▶ _Set problem_
Look for the string "screen" in the lines and copy each line that has it.

▶ _Provided data_

_____

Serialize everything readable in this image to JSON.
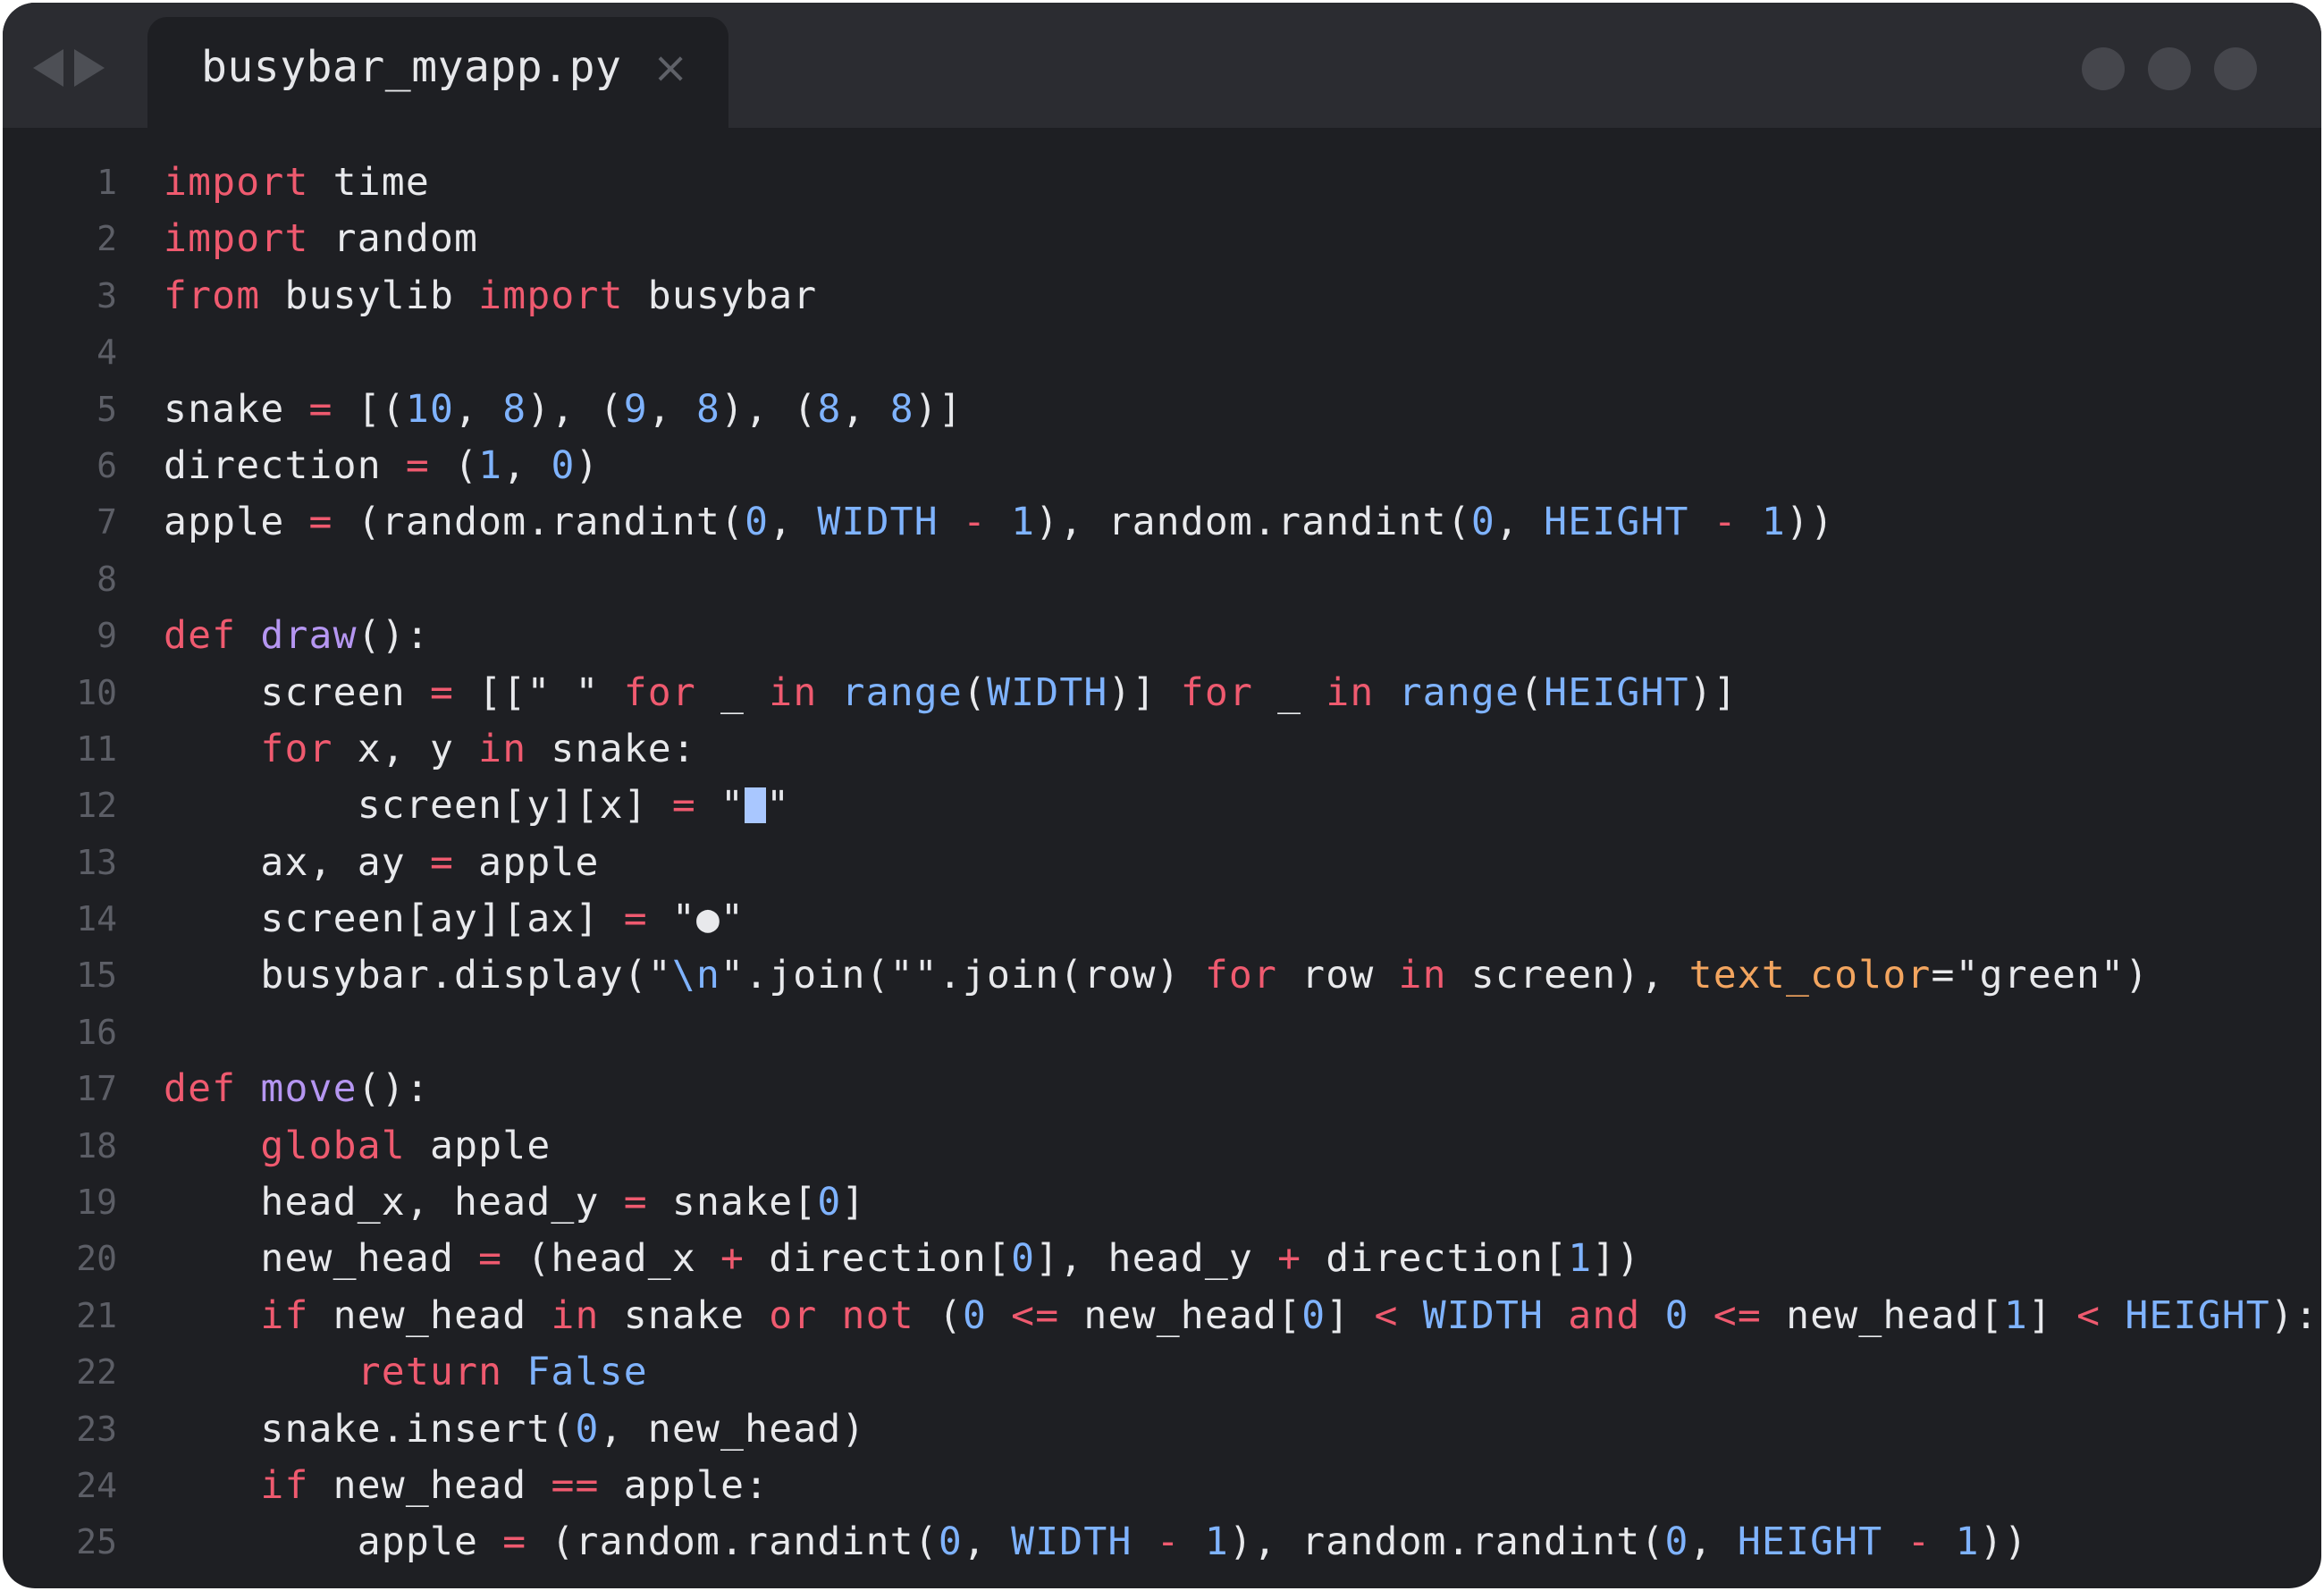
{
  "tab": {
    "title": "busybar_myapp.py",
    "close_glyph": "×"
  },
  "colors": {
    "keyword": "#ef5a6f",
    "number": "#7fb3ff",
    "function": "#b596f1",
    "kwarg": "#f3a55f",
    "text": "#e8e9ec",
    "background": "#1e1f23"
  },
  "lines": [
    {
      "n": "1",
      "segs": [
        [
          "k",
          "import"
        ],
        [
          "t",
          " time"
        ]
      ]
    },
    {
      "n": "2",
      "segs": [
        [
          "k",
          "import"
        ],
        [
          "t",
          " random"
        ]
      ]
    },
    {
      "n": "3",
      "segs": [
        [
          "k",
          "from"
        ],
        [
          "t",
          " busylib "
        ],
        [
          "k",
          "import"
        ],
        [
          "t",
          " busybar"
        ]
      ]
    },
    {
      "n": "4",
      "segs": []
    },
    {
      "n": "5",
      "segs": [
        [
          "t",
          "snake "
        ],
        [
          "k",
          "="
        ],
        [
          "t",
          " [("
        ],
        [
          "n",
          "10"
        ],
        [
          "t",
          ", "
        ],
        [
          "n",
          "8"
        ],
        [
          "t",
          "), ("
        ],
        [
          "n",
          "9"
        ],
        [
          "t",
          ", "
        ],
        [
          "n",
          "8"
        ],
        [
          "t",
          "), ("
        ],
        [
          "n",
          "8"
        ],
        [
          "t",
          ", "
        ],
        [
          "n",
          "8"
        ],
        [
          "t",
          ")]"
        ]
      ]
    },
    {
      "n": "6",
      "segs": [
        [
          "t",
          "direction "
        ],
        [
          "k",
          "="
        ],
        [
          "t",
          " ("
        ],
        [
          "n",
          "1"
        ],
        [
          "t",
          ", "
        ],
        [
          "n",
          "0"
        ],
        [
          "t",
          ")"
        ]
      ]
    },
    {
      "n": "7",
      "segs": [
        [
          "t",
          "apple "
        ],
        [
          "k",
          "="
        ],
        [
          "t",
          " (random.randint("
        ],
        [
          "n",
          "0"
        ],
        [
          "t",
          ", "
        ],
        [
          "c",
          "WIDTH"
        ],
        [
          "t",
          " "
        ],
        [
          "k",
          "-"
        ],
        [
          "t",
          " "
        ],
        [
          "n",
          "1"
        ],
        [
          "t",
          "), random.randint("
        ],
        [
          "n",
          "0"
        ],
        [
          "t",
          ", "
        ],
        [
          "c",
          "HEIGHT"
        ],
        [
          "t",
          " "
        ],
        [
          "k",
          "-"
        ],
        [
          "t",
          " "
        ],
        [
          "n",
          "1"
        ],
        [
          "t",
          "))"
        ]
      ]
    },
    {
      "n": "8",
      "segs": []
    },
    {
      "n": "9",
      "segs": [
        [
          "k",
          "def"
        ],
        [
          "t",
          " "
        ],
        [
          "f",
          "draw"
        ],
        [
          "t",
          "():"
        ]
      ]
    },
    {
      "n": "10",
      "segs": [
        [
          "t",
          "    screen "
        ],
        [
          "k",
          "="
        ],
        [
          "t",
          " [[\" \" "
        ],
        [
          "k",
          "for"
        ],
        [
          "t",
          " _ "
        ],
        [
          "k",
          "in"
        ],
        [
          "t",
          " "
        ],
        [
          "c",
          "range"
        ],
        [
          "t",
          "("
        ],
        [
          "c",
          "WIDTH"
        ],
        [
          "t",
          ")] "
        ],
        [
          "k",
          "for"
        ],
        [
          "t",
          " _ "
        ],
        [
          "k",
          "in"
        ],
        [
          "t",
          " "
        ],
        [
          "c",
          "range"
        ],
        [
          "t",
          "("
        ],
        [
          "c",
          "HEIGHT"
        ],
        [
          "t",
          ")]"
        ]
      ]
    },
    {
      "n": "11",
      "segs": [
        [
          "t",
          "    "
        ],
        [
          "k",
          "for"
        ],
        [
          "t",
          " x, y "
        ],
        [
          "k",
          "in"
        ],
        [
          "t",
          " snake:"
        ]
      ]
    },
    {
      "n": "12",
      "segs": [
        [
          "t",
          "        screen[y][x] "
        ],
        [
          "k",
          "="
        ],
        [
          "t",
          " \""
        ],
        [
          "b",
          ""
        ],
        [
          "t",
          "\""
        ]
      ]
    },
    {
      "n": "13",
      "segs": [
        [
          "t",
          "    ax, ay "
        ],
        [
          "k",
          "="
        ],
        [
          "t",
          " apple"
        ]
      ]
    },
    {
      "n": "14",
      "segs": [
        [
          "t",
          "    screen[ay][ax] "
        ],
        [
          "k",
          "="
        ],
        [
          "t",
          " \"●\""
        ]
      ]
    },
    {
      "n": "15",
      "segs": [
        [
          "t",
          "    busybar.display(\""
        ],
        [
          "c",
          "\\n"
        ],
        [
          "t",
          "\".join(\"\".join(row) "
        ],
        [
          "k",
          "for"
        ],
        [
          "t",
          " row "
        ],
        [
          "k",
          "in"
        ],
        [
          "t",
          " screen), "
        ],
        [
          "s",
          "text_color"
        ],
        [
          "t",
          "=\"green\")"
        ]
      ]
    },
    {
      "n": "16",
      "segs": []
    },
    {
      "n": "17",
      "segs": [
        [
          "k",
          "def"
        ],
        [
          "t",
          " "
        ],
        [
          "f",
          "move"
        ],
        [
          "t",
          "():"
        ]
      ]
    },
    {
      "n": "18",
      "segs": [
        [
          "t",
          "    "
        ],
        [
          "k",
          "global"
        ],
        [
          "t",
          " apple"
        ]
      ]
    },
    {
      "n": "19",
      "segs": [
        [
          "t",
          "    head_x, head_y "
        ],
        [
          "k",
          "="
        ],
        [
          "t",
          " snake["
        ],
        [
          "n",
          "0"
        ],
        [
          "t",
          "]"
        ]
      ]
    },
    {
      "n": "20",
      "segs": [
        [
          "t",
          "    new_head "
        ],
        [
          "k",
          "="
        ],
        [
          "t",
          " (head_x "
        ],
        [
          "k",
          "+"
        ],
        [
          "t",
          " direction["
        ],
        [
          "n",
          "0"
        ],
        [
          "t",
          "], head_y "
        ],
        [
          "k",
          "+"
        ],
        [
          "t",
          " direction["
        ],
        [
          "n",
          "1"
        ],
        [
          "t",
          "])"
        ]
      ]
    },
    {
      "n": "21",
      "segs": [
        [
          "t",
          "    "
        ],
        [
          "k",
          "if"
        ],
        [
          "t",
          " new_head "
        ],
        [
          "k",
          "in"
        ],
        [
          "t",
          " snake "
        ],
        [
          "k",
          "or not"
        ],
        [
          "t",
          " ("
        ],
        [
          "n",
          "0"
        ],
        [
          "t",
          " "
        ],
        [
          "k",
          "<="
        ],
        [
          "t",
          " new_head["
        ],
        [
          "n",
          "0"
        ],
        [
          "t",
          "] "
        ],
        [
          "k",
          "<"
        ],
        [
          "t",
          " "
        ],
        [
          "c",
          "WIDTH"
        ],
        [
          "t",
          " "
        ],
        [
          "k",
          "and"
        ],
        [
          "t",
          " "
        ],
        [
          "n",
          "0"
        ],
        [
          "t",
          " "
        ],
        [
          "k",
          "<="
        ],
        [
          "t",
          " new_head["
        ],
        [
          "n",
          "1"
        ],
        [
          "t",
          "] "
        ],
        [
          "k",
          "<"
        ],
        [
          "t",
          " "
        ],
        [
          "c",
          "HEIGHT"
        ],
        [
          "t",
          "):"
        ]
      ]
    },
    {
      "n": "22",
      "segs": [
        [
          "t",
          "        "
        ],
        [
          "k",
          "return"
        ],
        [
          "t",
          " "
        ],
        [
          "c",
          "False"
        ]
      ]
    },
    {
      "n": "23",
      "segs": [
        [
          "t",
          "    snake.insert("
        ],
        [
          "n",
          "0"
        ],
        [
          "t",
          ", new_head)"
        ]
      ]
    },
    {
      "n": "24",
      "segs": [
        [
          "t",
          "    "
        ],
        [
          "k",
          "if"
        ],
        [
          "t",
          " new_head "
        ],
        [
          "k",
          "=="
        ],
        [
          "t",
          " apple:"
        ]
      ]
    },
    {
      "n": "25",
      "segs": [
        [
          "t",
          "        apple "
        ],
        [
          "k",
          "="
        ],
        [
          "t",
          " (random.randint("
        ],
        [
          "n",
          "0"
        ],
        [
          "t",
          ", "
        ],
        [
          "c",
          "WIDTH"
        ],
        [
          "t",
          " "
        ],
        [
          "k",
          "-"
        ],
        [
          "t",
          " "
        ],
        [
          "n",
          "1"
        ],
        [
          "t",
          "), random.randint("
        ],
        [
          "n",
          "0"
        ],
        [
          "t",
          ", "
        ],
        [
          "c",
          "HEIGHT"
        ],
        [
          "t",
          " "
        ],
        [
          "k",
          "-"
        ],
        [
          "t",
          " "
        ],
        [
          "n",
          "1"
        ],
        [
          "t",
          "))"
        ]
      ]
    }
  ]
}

_____

▶ _Output for this task_
          "    screen "
          "        screen[y][x] "
          "    screen[ay][ax] "
          " screen), "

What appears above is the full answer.